▶ _TEKS TERSEDIA_
────────────────────
Mendedah Ambiguitas Aborsi
Tinta Media - Tulisan ini dibuat untuk menanggapi tulisan opini dengan tajuk Dialektika Aborsi di Indonesia pada Koran Sriwijaya Post Hari Rabu tanggal 23 Agustus 2023 lalu, izinkan saya beragumentasi terkait poin-poin yang saya rasa keliru dalam
menempatkan sudut pandang aborsi. Semua sepakat bahwa aborsi adalah proses
menggugurkan janin dengan sengaja akibat kehamilan yang tidak diinginkan.
Penelitian
yang pernah dilakukan oleh Guttmatcher Institute pada tahun 2000 menerangkan
bahwa ada dua juta kasus aborsi di Indonesia, 46% diantaranya oleh perempuan
berusia 20-29 tahun. Hanya saja memang, penelitian tersebut berfokus pada
penggunaan kontrasepsi dan aborsi yang aman. Terkesan menawarkan sebuah solusi
pragmatis yang tidak menyentuh akar masalah.
────────────────────
▶ _TUGAS YANG DIKERJAKAN_
#1 Ulangi tanpa perubahan semua catatan mulai dari baris yang memuat "staticText: Start on" sampai baris yang memuat "button[interactable]: Toggle off — [348, 525, 388, 551]".
#2 Tolong lanjutkan tulisan opini tentang aborsi itu dari titik terakhirnya.

[Entri data tersimpan]
────────────────────
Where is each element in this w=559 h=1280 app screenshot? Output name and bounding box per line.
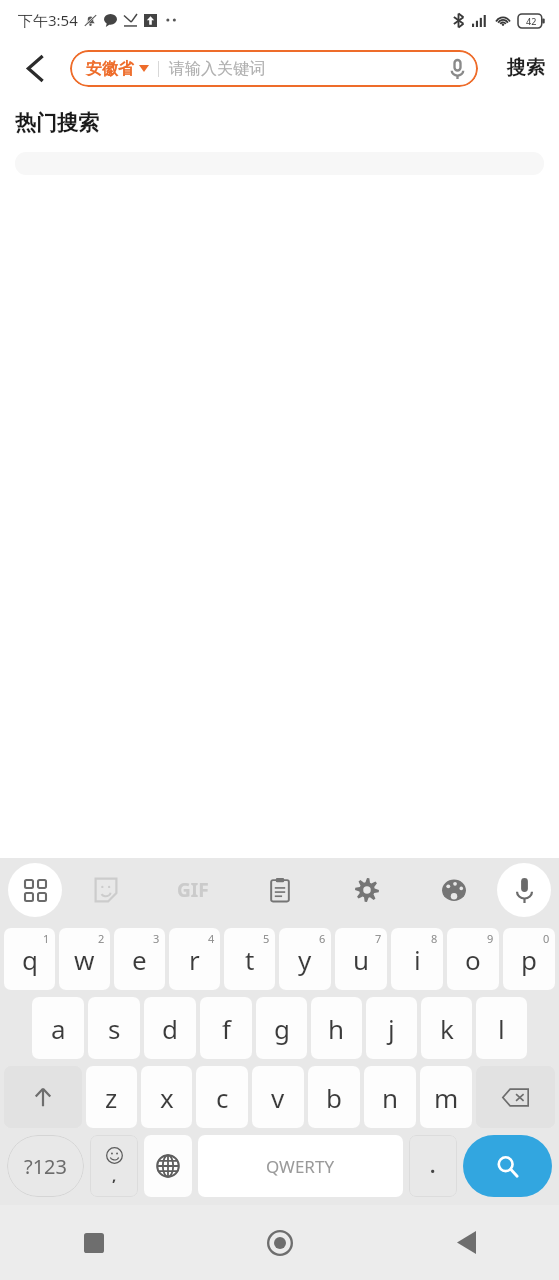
button[interactable]: x: [141, 1066, 192, 1128]
button[interactable]: m: [420, 1066, 472, 1128]
button[interactable]: Voice input: [440, 52, 474, 86]
button[interactable]: i: [391, 928, 443, 990]
button[interactable]: n: [364, 1066, 416, 1128]
button[interactable]: 安徽省: [70, 50, 478, 87]
staticText: d: [162, 1011, 178, 1046]
staticText: w: [74, 942, 95, 977]
staticText: ?123: [24, 1153, 67, 1180]
button[interactable]: e: [114, 928, 165, 990]
button[interactable]: o: [447, 928, 499, 990]
staticText: g: [274, 1011, 290, 1046]
staticText: 2: [98, 931, 105, 946]
button[interactable]: 搜索: [493, 40, 559, 96]
staticText: y: [298, 942, 312, 977]
button[interactable]: c: [196, 1066, 248, 1128]
button[interactable]: l: [476, 997, 527, 1059]
button[interactable]: Shift: [4, 1066, 82, 1128]
staticText: f: [222, 1011, 231, 1046]
staticText: 请输入关键词: [169, 59, 265, 79]
staticText: s: [108, 1011, 121, 1046]
button[interactable]: Search: [463, 1135, 552, 1197]
button[interactable]: t: [224, 928, 275, 990]
button[interactable]: Keyboard menu: [8, 863, 62, 917]
staticText: 0: [543, 931, 550, 946]
button[interactable]: ?123: [7, 1135, 84, 1197]
button[interactable]: y: [279, 928, 331, 990]
staticText: .: [430, 1153, 436, 1179]
button[interactable]: j: [366, 997, 417, 1059]
button[interactable]: g: [256, 997, 307, 1059]
staticText: z: [105, 1080, 118, 1115]
button[interactable]: Back: [10, 43, 60, 93]
staticText: h: [328, 1011, 345, 1046]
button[interactable]: f: [200, 997, 252, 1059]
button[interactable]: b: [308, 1066, 360, 1128]
button[interactable]: a: [32, 997, 84, 1059]
button[interactable]: z: [86, 1066, 137, 1128]
button[interactable]: k: [421, 997, 472, 1059]
button[interactable]: h: [311, 997, 362, 1059]
staticText: 3: [153, 931, 160, 946]
button[interactable]: Back: [373, 1205, 559, 1280]
button[interactable]: Voice typing: [497, 863, 551, 917]
button[interactable]: QWERTY: [198, 1135, 403, 1197]
button[interactable]: Stickers: [62, 858, 149, 922]
staticText: ,: [112, 1165, 117, 1185]
staticText: 4: [208, 931, 215, 946]
button[interactable]: q: [4, 928, 55, 990]
staticText: q: [22, 942, 38, 977]
button[interactable]: w: [59, 928, 110, 990]
staticText: p: [521, 942, 537, 977]
staticText: u: [353, 942, 370, 977]
button[interactable]: GIF: [149, 858, 236, 922]
staticText: j: [388, 1011, 395, 1046]
staticText: t: [245, 942, 255, 977]
staticText: r: [189, 942, 200, 977]
staticText: 42: [526, 15, 537, 27]
staticText: 热门搜索: [15, 110, 99, 136]
staticText: c: [216, 1080, 229, 1115]
staticText: m: [434, 1080, 459, 1115]
button[interactable]: Emoji: [90, 1135, 138, 1197]
staticText: GIF: [177, 877, 209, 903]
staticText: b: [326, 1080, 342, 1115]
staticText: 9: [487, 931, 494, 946]
button[interactable]: u: [335, 928, 387, 990]
staticText: k: [440, 1011, 454, 1046]
button[interactable]: p: [503, 928, 555, 990]
staticText: 6: [319, 931, 326, 946]
button[interactable]: Change language: [144, 1135, 192, 1197]
button[interactable]: .: [409, 1135, 457, 1197]
staticText: 7: [375, 931, 382, 946]
staticText: 搜索: [507, 56, 545, 80]
staticText: a: [51, 1011, 66, 1046]
staticText: e: [132, 942, 147, 977]
staticText: v: [271, 1080, 285, 1115]
button[interactable]: Clipboard: [236, 858, 323, 922]
button[interactable]: Home: [187, 1205, 373, 1280]
button[interactable]: Theme: [410, 858, 497, 922]
button[interactable]: r: [169, 928, 220, 990]
button[interactable]: v: [252, 1066, 304, 1128]
staticText: i: [414, 942, 421, 977]
staticText: 8: [431, 931, 438, 946]
staticText: 安徽省: [86, 59, 134, 79]
button[interactable]: Recent apps: [0, 1205, 187, 1280]
staticText: l: [498, 1011, 505, 1046]
staticText: QWERTY: [266, 1155, 335, 1178]
staticText: 5: [263, 931, 270, 946]
button[interactable]: d: [144, 997, 196, 1059]
staticText: 1: [43, 931, 50, 946]
button[interactable]: s: [88, 997, 140, 1059]
staticText: o: [465, 942, 481, 977]
staticText: x: [160, 1080, 174, 1115]
staticText: n: [382, 1080, 399, 1115]
button[interactable]: Settings: [323, 858, 410, 922]
staticText: 下午3:54: [18, 10, 78, 30]
button[interactable]: Backspace: [476, 1066, 555, 1128]
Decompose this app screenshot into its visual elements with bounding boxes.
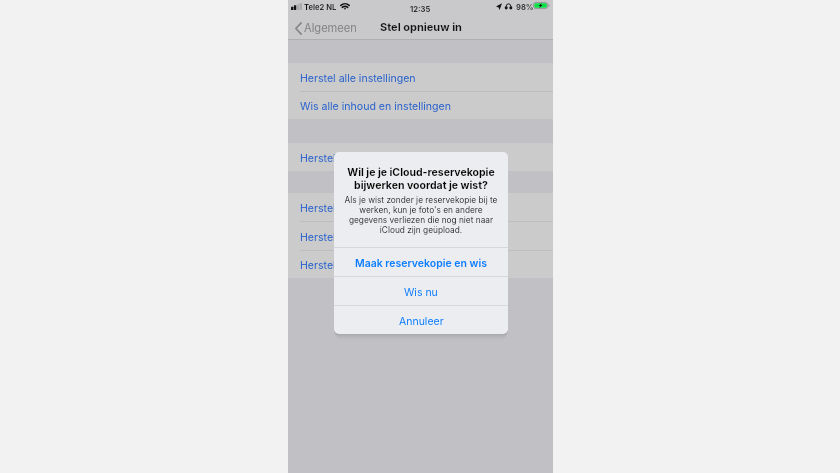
button[interactable]: Annuleer — [334, 306, 508, 334]
staticText: Herstel locatie en privacy — [300, 259, 428, 272]
staticText: Als je wist zonder je reservekopie bij t… — [344, 195, 498, 235]
staticText: 12:35 — [410, 5, 431, 14]
button[interactable]: Herstel toetsenbordwoordenboek — [288, 193, 553, 221]
staticText: Annuleer — [399, 315, 444, 328]
button[interactable]: Maak reservekopie en wis — [334, 248, 508, 276]
button[interactable]: Wis alle inhoud en instellingen — [288, 92, 553, 119]
staticText: Algemeen — [304, 21, 357, 34]
staticText: Tele2 NL — [304, 3, 337, 12]
staticText: Herstel indeling beginscherm — [300, 231, 447, 244]
staticText: Wis nu — [404, 286, 438, 299]
button[interactable]: Herstel alle instellingen — [288, 63, 553, 91]
staticText: Stel opnieuw in — [380, 20, 462, 33]
staticText: Wil je je iCloud-reservekopie bijwerken … — [344, 166, 498, 192]
button[interactable]: Herstel indeling beginscherm — [288, 222, 553, 250]
staticText: Wis alle inhoud en instellingen — [300, 100, 452, 113]
staticText: Maak reservekopie en wis — [355, 257, 487, 270]
staticText: Herstel alle instellingen — [300, 72, 416, 85]
button[interactable]: Herstel locatie en privacy — [288, 251, 553, 278]
staticText: Herstel netwerkinstellingen — [300, 152, 437, 165]
button[interactable]: Herstel netwerkinstellingen — [288, 143, 553, 171]
staticText: Herstel toetsenbordwoordenboek — [300, 202, 468, 215]
button[interactable]: Terug naar Algemeen — [288, 23, 361, 36]
staticText: 98% — [516, 3, 534, 12]
button[interactable]: Wis nu — [334, 277, 508, 305]
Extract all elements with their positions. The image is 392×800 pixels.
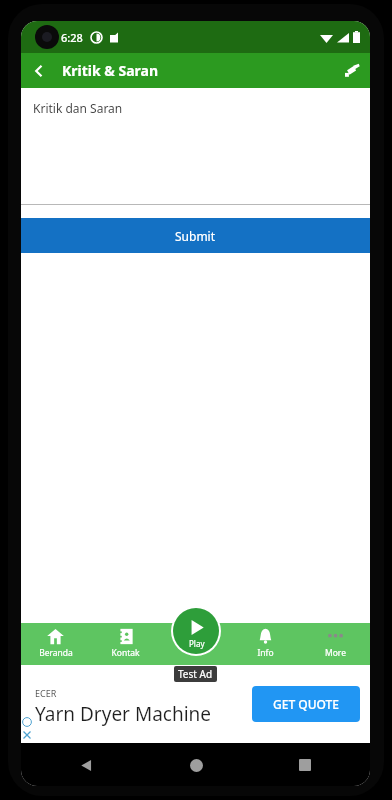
button[interactable]: Beranda (21, 623, 90, 665)
staticText: Yarn Dryer Machine (35, 701, 212, 727)
button[interactable]: Theme (335, 53, 370, 88)
staticText: Beranda (39, 647, 73, 659)
staticText: 6:28 (61, 30, 83, 45)
button[interactable]: Kritik dan Saran (21, 88, 370, 204)
staticText: ECER (35, 687, 57, 699)
button[interactable]: GET QUOTE (252, 686, 360, 722)
staticText: GET QUOTE (273, 696, 340, 712)
staticText: Kontak (111, 647, 140, 659)
button[interactable]: Kontak (90, 623, 160, 665)
staticText: Kritik dan Saran (33, 100, 123, 116)
staticText: Submit (175, 228, 216, 244)
button[interactable]: Play (173, 608, 219, 654)
button[interactable]: Back (73, 752, 99, 778)
staticText: Info (257, 647, 274, 659)
button[interactable]: Recents (292, 752, 318, 778)
button[interactable]: Home (183, 752, 209, 778)
staticText: Kritik & Saran (62, 61, 159, 80)
button[interactable]: Submit (21, 218, 370, 253)
staticText: More (325, 647, 346, 659)
button[interactable]: More (300, 623, 370, 665)
button[interactable]: Back (21, 53, 56, 88)
button[interactable]: Info (230, 623, 300, 665)
staticText: Test Ad (178, 667, 213, 681)
staticText: Play (189, 638, 205, 649)
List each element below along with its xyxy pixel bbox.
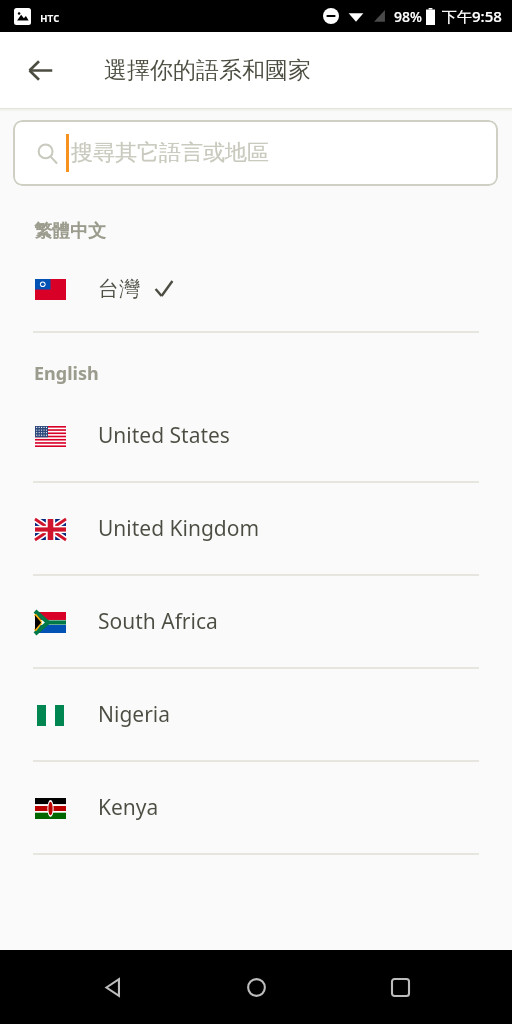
button[interactable]: Back [80,955,144,1019]
button[interactable]: Back [14,44,66,96]
staticText: нтc [40,9,60,25]
button[interactable]: 台灣 [0,247,512,331]
button[interactable]: Kenya [0,762,512,853]
staticText: Kenya [98,793,159,822]
button[interactable]: South Africa [0,576,512,667]
button[interactable]: Home [224,955,288,1019]
staticText: 98% [394,7,422,26]
button[interactable]: United States [0,390,512,481]
staticText: United States [98,421,230,450]
button[interactable]: Recent apps [368,955,432,1019]
staticText: 繁體中文 [34,220,106,243]
staticText: 搜尋其它語言或地區 [71,139,269,167]
button[interactable]: 搜尋其它語言或地區 [13,120,498,186]
button[interactable]: United Kingdom [0,483,512,574]
staticText: 台灣 [98,276,140,302]
staticText: United Kingdom [98,514,260,543]
staticText: 下午9:58 [442,6,502,26]
staticText: South Africa [98,607,218,636]
button[interactable]: Nigeria [0,669,512,760]
staticText: 選擇你的語系和國家 [104,56,311,85]
staticText: English [34,361,99,386]
staticText: Nigeria [98,700,171,729]
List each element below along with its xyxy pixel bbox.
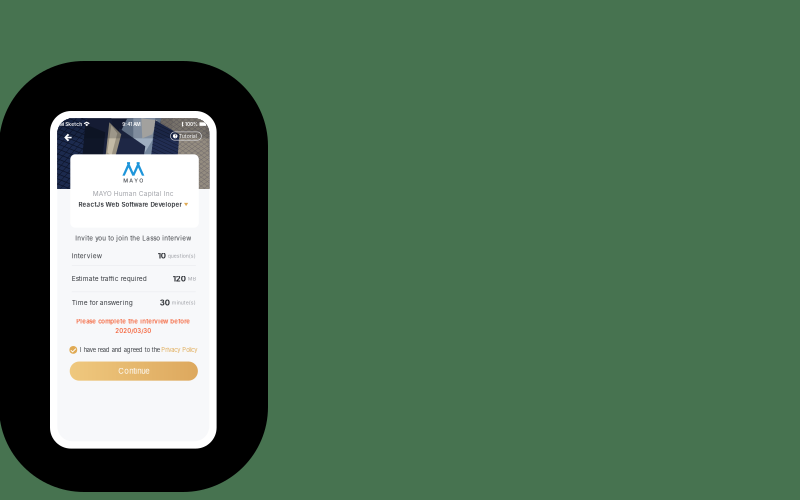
staticText: Sketch xyxy=(65,121,82,127)
button[interactable]: Back xyxy=(62,131,74,144)
staticText: Invite you to join the Lasso interview xyxy=(75,234,191,242)
staticText: MB xyxy=(186,276,196,282)
staticText: ReactJs Web Software Developer xyxy=(78,201,181,208)
staticText: 30 xyxy=(160,298,170,307)
staticText: Interview xyxy=(72,252,102,260)
staticText: 100% xyxy=(185,121,198,127)
button[interactable]: ? xyxy=(170,132,201,140)
staticText: question(s) xyxy=(166,253,196,259)
staticText: 10 xyxy=(158,251,166,260)
button[interactable]: Continue xyxy=(70,362,198,381)
staticText: Estimate traffic required xyxy=(72,275,147,283)
staticText: I have read and agreed to the xyxy=(80,346,160,353)
staticText: Privacy Policy xyxy=(161,346,197,353)
staticText: 120 xyxy=(173,274,186,283)
staticText: M A Y O xyxy=(123,177,143,184)
staticText: Tutorial xyxy=(179,133,197,139)
staticText: Please complete the interview before xyxy=(76,318,190,325)
staticText: ? xyxy=(174,134,176,139)
staticText: Continue xyxy=(118,366,149,376)
staticText: Time for answering xyxy=(72,299,133,306)
staticText: minute(s) xyxy=(170,300,196,306)
staticText: MAYO Human Capital Inc xyxy=(93,190,174,198)
staticText: 2020/03/30 xyxy=(115,327,151,335)
staticText: 9:41 AM xyxy=(122,121,140,127)
button[interactable]: I have read and agreed to the xyxy=(69,346,197,354)
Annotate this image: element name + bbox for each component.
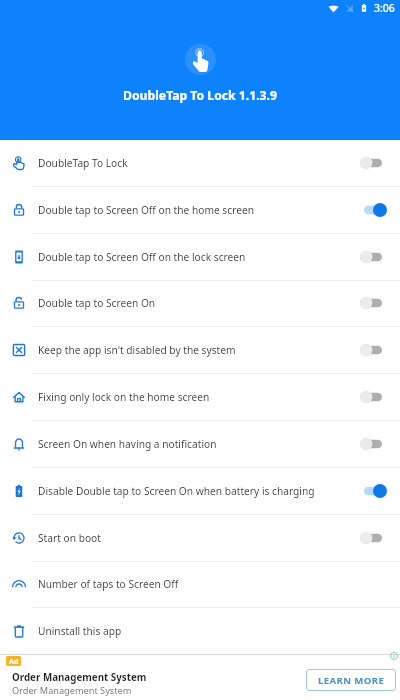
staticText: Start on boot — [38, 531, 348, 545]
button[interactable]: Toggle off — [348, 431, 388, 457]
button[interactable]: Toggle off — [348, 337, 388, 363]
button[interactable]: Toggle off — [348, 384, 388, 410]
staticText: Keep the app isn't disabled by the syste… — [38, 343, 348, 357]
staticText: DoubleTap To Lock — [38, 156, 348, 170]
button[interactable]: Keep the app isn't disabled by the syste… — [0, 327, 400, 373]
button[interactable]: Toggle off — [348, 525, 388, 551]
button[interactable]: Fixing only lock on the home screen — [0, 374, 400, 420]
staticText: Double tap to Screen Off on the lock scr… — [38, 250, 348, 264]
staticText: Order Management System — [12, 684, 132, 697]
button[interactable]: LEARN MORE — [306, 669, 396, 691]
button[interactable]: DoubleTap To Lock — [0, 140, 400, 186]
button[interactable]: Double tap to Screen Off on the home scr… — [0, 187, 400, 233]
staticText: Number of taps to Screen Off — [38, 577, 388, 591]
staticText: Double tap to Screen Off on the home scr… — [38, 203, 348, 217]
button[interactable]: Double tap to Screen On — [0, 280, 400, 326]
staticText: Order Management System — [12, 671, 147, 684]
staticText: Fixing only lock on the home screen — [38, 390, 348, 404]
staticText: Ad — [9, 656, 19, 666]
button[interactable]: Start on boot — [0, 515, 400, 561]
staticText: Double tap to Screen On — [38, 296, 348, 310]
button[interactable]: Toggle on — [348, 197, 388, 223]
staticText: LEARN MORE — [318, 674, 385, 687]
button[interactable]: Ad info — [390, 652, 398, 660]
button[interactable]: Toggle off — [348, 290, 388, 316]
button[interactable]: Toggle off — [348, 150, 388, 176]
button[interactable]: Disable Double tap to Screen On when bat… — [0, 468, 400, 514]
button[interactable]: Number of taps to Screen Off — [0, 561, 400, 607]
staticText: DoubleTap To Lock 1.1.3.9 — [0, 87, 400, 104]
button[interactable]: Toggle off — [348, 244, 388, 270]
staticText: Screen On when having a notification — [38, 437, 348, 451]
staticText: Uninstall this app — [38, 624, 388, 638]
staticText: 3:06 — [374, 1, 395, 15]
button[interactable]: Double tap to Screen Off on the lock scr… — [0, 234, 400, 280]
button[interactable]: Screen On when having a notification — [0, 421, 400, 467]
button[interactable]: Uninstall this app — [0, 608, 400, 654]
staticText: Disable Double tap to Screen On when bat… — [38, 484, 348, 498]
button[interactable]: Toggle on — [348, 478, 388, 504]
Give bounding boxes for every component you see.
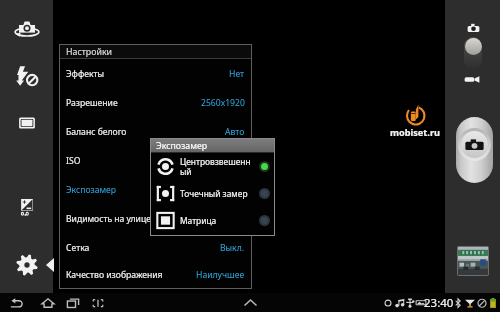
────────────────────
▶ _JAWABAN SOAL_
#1
staticText: Start on boot — [38, 531, 348, 545]
button[interactable]: Toggle off — [348, 431, 388, 457]
button[interactable]: Toggle off — [348, 337, 388, 363]
button[interactable]: Toggle off — [348, 384, 388, 410]
staticText: Keep the app isn't disabled by the syste… — [38, 343, 348, 357]
staticText: DoubleTap To Lock — [38, 156, 348, 170]
button[interactable]: Keep the app isn't disabled by the syste… — [0, 327, 400, 373]
button[interactable]: Toggle off — [348, 525, 388, 551]

#2
Pada
tahun 2007, Komisi Perlindungan Anak Indonesia (KPAI) pernah merilis perilaku
seks bebas remaja, dari 4.500 responden remaja yang di survei di Kota Jakarta
Pusat, Medan, Bandung, dan Surabaya ditemukan 97% remaja SMP dan SMA pernah
berhubungan seks, dan 21,2 % remaja SMA pernah melakukan aborsi. Temuan
informasi 16 tahun silam saja sudah mengkhawatirkan, bagaimana dengan tahun
ini? Mungkin akan lebih mengkhawatirkan lagi.
Upaya
Preventif, Revolusioner, dan Haq
Dalam
sudut pandang Islam, tidak pernah dikenal istilah aborsi. Karena dalam ajaran
Islam, haram hukumnya melakukan kemaksiatan perzinahan, kehamilan di luar
pernikahan, ataupun kejahatan seksual. Untuk mencegah hal itu terjadi, Islam
memiliki pandangan yang khas untuk mengatur sistem pergaulan di tengah
masyarakat. Pertama, melahirkan individu yang bertakwa adalah
visi sebuah keluarga yang didukung oleh negara. Artinya, keluarga adalah
lingkungan pertama tempat anak mengenal dunia, sehingga peran strategis orang
tua dibutuhkan untuk mewariskan karakter-karakter terbaik.
Selain
itu, negara mempunyai tanggung jawab untuk melarang segala tindak pornografi,
normalisasi pacaran, dan sejenisnya yang bisa membangkitkan syahwat individu. Sehingga,
pergaulan bebas yang berujung kepada perzinahan, kehamilan yang tidak
diinginkan, kejahatan seksual, dan aborsi bisa dicegah dari pendidikan dalam
keluarga yang didukung dengan kebijakan-kebijakan preventif negara.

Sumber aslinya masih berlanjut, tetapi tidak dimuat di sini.